Goal - Duplicate the listing below line for line, from its first line through the line that contains "596, 177, 608]", including both ends.

Element location listings:
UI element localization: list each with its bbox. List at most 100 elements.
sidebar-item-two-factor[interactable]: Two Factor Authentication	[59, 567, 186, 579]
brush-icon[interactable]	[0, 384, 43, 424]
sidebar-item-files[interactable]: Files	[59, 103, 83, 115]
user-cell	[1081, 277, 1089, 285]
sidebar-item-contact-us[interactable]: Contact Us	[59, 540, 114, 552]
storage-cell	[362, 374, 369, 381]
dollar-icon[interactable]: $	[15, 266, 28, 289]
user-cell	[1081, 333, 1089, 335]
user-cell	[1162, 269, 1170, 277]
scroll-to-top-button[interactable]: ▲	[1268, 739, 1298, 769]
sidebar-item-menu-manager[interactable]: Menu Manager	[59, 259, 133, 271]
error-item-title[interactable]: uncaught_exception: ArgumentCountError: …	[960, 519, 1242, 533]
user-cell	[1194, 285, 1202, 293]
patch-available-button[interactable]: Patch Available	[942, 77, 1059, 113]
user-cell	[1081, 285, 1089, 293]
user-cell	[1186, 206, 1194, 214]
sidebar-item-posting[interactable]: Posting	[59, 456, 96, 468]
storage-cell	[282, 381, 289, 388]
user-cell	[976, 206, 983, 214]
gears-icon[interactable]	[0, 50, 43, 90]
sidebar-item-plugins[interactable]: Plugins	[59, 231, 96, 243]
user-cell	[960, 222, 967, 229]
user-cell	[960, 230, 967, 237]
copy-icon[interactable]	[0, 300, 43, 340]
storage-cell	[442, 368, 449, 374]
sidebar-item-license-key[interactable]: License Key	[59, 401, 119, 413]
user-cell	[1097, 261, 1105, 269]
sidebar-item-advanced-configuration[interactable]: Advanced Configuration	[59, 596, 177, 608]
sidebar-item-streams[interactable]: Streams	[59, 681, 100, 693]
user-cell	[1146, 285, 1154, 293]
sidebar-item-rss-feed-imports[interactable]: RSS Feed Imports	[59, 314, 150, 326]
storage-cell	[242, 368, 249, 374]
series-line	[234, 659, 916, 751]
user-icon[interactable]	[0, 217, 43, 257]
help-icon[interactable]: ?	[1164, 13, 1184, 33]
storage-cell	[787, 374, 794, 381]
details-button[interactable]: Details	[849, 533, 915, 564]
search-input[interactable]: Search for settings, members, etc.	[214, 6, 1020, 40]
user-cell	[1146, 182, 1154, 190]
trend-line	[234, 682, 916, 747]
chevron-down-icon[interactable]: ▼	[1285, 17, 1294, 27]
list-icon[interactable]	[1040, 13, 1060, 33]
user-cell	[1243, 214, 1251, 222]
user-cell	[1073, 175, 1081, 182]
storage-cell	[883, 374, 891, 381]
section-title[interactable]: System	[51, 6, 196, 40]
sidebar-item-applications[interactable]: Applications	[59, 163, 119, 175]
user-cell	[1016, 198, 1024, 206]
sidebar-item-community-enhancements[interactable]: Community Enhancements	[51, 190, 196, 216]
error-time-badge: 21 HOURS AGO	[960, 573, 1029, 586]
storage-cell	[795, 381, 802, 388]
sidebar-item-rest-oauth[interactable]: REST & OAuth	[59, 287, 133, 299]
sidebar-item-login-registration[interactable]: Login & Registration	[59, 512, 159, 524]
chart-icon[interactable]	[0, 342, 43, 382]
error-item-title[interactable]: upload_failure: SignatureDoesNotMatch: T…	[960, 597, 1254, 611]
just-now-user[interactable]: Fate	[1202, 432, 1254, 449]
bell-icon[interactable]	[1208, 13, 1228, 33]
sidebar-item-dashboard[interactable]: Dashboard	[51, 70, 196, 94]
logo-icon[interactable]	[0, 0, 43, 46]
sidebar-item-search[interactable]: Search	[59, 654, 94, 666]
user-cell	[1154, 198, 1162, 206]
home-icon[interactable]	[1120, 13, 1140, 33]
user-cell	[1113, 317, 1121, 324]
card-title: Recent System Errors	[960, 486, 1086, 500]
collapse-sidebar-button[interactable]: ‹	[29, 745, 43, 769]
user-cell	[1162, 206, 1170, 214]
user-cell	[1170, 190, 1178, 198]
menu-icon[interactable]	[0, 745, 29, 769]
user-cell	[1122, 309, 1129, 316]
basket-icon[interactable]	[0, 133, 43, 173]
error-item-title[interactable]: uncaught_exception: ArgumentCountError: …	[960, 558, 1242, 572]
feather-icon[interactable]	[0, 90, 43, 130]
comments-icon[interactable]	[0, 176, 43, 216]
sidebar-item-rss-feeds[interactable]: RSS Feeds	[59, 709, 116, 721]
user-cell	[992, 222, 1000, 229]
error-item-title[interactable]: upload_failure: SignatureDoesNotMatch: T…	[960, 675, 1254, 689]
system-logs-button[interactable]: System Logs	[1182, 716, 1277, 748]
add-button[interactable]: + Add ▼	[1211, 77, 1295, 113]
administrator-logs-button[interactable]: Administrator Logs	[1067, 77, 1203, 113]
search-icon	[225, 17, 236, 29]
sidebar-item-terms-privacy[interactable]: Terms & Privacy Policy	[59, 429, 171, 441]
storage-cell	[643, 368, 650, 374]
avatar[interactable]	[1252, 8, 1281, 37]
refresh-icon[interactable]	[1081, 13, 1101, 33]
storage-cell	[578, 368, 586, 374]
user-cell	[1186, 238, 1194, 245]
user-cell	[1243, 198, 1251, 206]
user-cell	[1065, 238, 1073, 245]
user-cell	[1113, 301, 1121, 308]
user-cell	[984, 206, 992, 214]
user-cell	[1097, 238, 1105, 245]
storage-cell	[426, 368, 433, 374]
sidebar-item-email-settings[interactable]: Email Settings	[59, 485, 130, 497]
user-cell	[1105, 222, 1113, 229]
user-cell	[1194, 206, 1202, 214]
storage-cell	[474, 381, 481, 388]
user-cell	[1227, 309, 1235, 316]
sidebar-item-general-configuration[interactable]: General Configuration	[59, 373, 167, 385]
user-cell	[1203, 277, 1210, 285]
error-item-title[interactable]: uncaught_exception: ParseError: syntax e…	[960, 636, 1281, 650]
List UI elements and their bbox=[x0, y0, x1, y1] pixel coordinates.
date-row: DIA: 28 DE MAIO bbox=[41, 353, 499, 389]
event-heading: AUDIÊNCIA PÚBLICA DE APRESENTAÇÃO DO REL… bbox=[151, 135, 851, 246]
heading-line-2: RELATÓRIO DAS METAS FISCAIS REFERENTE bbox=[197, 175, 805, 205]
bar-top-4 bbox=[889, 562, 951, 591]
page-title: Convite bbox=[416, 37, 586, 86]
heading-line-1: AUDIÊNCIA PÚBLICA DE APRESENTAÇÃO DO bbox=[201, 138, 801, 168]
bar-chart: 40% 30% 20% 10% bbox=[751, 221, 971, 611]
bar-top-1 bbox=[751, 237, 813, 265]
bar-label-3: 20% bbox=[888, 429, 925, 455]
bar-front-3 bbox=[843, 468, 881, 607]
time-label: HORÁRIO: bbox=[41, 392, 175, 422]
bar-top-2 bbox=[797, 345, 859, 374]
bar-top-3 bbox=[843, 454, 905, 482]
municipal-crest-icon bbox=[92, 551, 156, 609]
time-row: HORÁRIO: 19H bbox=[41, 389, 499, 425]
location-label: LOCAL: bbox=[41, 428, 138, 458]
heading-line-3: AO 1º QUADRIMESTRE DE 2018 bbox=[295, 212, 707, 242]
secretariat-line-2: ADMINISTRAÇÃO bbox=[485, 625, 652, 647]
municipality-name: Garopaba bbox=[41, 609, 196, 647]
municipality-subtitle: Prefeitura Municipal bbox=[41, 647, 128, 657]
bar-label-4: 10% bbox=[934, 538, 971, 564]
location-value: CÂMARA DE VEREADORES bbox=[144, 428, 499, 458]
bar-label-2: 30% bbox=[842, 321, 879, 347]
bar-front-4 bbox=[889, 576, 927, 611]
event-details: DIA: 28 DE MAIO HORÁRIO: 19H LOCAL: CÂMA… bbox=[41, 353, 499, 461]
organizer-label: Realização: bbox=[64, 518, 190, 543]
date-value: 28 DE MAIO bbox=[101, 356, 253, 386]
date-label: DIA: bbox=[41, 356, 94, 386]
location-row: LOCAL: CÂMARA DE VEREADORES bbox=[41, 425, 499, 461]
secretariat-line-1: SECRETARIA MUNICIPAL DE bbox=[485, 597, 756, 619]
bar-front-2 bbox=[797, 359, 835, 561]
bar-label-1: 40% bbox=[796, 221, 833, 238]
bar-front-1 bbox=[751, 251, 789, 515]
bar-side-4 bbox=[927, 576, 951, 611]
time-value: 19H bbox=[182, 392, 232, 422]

The solution -
UI element localization: list each with its bbox. List at most 100 elements.
sidebar-item-two-factor[interactable]: Two Factor Authentication	[59, 567, 186, 579]
brush-icon[interactable]	[0, 384, 43, 424]
sidebar-item-files[interactable]: Files	[59, 103, 83, 115]
user-cell	[1081, 277, 1089, 285]
sidebar-item-contact-us[interactable]: Contact Us	[59, 540, 114, 552]
storage-cell	[362, 374, 369, 381]
dollar-icon[interactable]: $	[15, 266, 28, 289]
user-cell	[1081, 333, 1089, 335]
user-cell	[1162, 269, 1170, 277]
scroll-to-top-button[interactable]: ▲	[1268, 739, 1298, 769]
sidebar-item-menu-manager[interactable]: Menu Manager	[59, 259, 133, 271]
error-item-title[interactable]: uncaught_exception: ArgumentCountError: …	[960, 519, 1242, 533]
user-cell	[1194, 285, 1202, 293]
patch-available-button[interactable]: Patch Available	[942, 77, 1059, 113]
user-cell	[1081, 285, 1089, 293]
user-cell	[1186, 206, 1194, 214]
sidebar-item-posting[interactable]: Posting	[59, 456, 96, 468]
storage-cell	[282, 381, 289, 388]
user-cell	[976, 206, 983, 214]
gears-icon[interactable]	[0, 50, 43, 90]
sidebar-item-plugins[interactable]: Plugins	[59, 231, 96, 243]
user-cell	[960, 222, 967, 229]
user-cell	[960, 230, 967, 237]
copy-icon[interactable]	[0, 300, 43, 340]
storage-cell	[442, 368, 449, 374]
sidebar-item-license-key[interactable]: License Key	[59, 401, 119, 413]
user-cell	[1097, 261, 1105, 269]
sidebar-item-advanced-configuration[interactable]: Advanced Configuration	[59, 596, 177, 608]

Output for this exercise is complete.